(Data entries)
>>>>>

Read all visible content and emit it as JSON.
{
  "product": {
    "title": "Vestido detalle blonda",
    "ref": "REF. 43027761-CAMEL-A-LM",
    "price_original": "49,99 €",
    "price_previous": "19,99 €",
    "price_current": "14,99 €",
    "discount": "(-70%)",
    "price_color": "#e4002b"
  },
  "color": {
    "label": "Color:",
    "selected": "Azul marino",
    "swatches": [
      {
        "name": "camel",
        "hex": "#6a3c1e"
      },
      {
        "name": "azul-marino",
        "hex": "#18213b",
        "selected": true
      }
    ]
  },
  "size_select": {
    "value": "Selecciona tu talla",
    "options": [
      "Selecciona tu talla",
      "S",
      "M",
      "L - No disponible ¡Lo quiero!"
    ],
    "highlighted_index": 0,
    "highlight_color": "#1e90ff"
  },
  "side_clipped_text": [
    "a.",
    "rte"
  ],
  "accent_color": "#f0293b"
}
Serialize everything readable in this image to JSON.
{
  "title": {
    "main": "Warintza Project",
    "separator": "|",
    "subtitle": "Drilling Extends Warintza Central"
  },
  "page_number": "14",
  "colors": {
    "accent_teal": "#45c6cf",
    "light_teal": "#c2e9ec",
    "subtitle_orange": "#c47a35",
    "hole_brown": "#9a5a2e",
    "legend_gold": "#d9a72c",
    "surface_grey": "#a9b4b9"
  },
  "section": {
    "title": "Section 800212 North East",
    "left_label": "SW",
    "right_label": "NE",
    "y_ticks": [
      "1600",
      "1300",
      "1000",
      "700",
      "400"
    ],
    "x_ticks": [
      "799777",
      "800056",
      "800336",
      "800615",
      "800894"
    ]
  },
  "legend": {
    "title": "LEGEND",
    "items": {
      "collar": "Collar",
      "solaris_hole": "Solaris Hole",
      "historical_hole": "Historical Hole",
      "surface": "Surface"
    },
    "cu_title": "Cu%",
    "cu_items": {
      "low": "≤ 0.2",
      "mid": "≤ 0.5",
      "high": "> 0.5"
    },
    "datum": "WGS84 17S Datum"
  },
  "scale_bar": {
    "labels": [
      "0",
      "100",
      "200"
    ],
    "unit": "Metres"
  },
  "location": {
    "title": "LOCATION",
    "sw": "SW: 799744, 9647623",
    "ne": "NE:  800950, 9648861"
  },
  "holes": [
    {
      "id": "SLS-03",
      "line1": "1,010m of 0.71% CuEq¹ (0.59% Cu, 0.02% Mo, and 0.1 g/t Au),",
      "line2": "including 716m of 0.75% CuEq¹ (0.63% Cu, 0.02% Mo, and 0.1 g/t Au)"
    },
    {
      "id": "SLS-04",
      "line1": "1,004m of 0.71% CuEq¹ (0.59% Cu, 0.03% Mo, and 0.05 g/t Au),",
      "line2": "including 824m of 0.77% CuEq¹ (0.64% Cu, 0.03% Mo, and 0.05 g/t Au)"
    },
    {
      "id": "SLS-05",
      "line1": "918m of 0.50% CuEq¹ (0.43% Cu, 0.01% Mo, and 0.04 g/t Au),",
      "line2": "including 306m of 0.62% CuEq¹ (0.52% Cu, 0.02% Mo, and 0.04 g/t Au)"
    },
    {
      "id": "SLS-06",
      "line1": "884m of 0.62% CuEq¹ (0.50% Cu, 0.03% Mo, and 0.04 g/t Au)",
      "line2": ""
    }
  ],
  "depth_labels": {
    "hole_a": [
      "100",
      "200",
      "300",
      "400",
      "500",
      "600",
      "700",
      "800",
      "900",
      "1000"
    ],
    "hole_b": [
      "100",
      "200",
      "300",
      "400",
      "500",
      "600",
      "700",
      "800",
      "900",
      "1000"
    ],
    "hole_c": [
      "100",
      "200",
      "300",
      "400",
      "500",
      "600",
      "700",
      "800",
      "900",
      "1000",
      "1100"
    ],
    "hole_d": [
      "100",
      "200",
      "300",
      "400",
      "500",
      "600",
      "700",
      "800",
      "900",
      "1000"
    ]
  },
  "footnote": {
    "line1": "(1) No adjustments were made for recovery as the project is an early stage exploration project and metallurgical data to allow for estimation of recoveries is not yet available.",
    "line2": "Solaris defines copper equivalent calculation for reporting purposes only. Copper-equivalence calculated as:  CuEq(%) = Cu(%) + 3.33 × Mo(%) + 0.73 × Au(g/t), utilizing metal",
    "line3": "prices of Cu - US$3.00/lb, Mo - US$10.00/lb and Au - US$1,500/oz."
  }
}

<<<<<

(Brief) Repeat each record in full; every line must match exactly.

(Solution to this problem)
Read all visible content and emit it as JSON.
{
  "product": {
    "title": "Vestido detalle blonda",
    "ref": "REF. 43027761-CAMEL-A-LM",
    "price_original": "49,99 €",
    "price_previous": "19,99 €",
    "price_current": "14,99 €",
    "discount": "(-70%)",
    "price_color": "#e4002b"
  },
  "color": {
    "label": "Color:",
    "selected": "Azul marino",
    "swatches": [
      {
        "name": "camel",
        "hex": "#6a3c1e"
      },
      {
        "name": "azul-marino",
        "hex": "#18213b",
        "selected": true
      }
    ]
  },
  "size_select": {
    "value": "Selecciona tu talla",
    "options": [
      "Selecciona tu talla",
      "S",
      "M",
      "L - No disponible ¡Lo quiero!"
    ],
    "highlighted_index": 0,
    "highlight_color": "#1e90ff"
  },
  "side_clipped_text": [
    "a.",
    "rte"
  ],
  "accent_color": "#f0293b"
}
Serialize everything readable in this image to JSON.
{
  "title": {
    "main": "Warintza Project",
    "separator": "|",
    "subtitle": "Drilling Extends Warintza Central"
  },
  "page_number": "14",
  "colors": {
    "accent_teal": "#45c6cf",
    "light_teal": "#c2e9ec",
    "subtitle_orange": "#c47a35",
    "hole_brown": "#9a5a2e",
    "legend_gold": "#d9a72c",
    "surface_grey": "#a9b4b9"
  },
  "section": {
    "title": "Section 800212 North East",
    "left_label": "SW",
    "right_label": "NE",
    "y_ticks": [
      "1600",
      "1300",
      "1000",
      "700",
      "400"
    ],
    "x_ticks": [
      "799777",
      "800056",
      "800336",
      "800615",
      "800894"
    ]
  },
  "legend": {
    "title": "LEGEND",
    "items": {
      "collar": "Collar",
      "solaris_hole": "Solaris Hole",
      "historical_hole": "Historical Hole",
      "surface": "Surface"
    },
    "cu_title": "Cu%",
    "cu_items": {
      "low": "≤ 0.2",
      "mid": "≤ 0.5",
      "high": "> 0.5"
    },
    "datum": "WGS84 17S Datum"
  },
  "scale_bar": {
    "labels": [
      "0",
      "100",
      "200"
    ],
    "unit": "Metres"
  },
  "location": {
    "title": "LOCATION",
    "sw": "SW: 799744, 9647623",
    "ne": "NE:  800950, 9648861"
  },
  "holes": [
    {
      "id": "SLS-03",
      "line1": "1,010m of 0.71% CuEq¹ (0.59% Cu, 0.02% Mo, and 0.1 g/t Au),",
      "line2": "including 716m of 0.75% CuEq¹ (0.63% Cu, 0.02% Mo, and 0.1 g/t Au)"
    },
    {
      "id": "SLS-04",
      "line1": "1,004m of 0.71% CuEq¹ (0.59% Cu, 0.03% Mo, and 0.05 g/t Au),",
      "line2": "including 824m of 0.77% CuEq¹ (0.64% Cu, 0.03% Mo, and 0.05 g/t Au)"
    },
    {
      "id": "SLS-05",
      "line1": "918m of 0.50% CuEq¹ (0.43% Cu, 0.01% Mo, and 0.04 g/t Au),",
      "line2": "including 306m of 0.62% CuEq¹ (0.52% Cu, 0.02% Mo, and 0.04 g/t Au)"
    },
    {
      "id": "SLS-06",
      "line1": "884m of 0.62% CuEq¹ (0.50% Cu, 0.03% Mo, and 0.04 g/t Au)",
      "line2": ""
    }
  ],
  "depth_labels": {
    "hole_a": [
      "100",
      "200",
      "300",
      "400",
      "500",
      "600",
      "700",
      "800",
      "900",
      "1000"
    ],
    "hole_b": [
      "100",
      "200",
      "300",
      "400",
      "500",
      "600",
      "700",
      "800",
      "900",
      "1000"
    ],
    "hole_c": [
      "100",
      "200",
      "300",
      "400",
      "500",
      "600",
      "700",
      "800",
      "900",
      "1000",
      "1100"
    ],
    "hole_d": [
      "100",
      "200",
      "300",
      "400",
      "500",
      "600",
      "700",
      "800",
      "900",
      "1000"
    ]
  },
  "footnote": {
    "line1": "(1) No adjustments were made for recovery as the project is an early stage exploration project and metallurgical data to allow for estimation of recoveries is not yet available.",
    "line2": "Solaris defines copper equivalent calculation for reporting purposes only. Copper-equivalence calculated as:  CuEq(%) = Cu(%) + 3.33 × Mo(%) + 0.73 × Au(g/t), utilizing metal",
    "line3": "prices of Cu - US$3.00/lb, Mo - US$10.00/lb and Au - US$1,500/oz."
  }
}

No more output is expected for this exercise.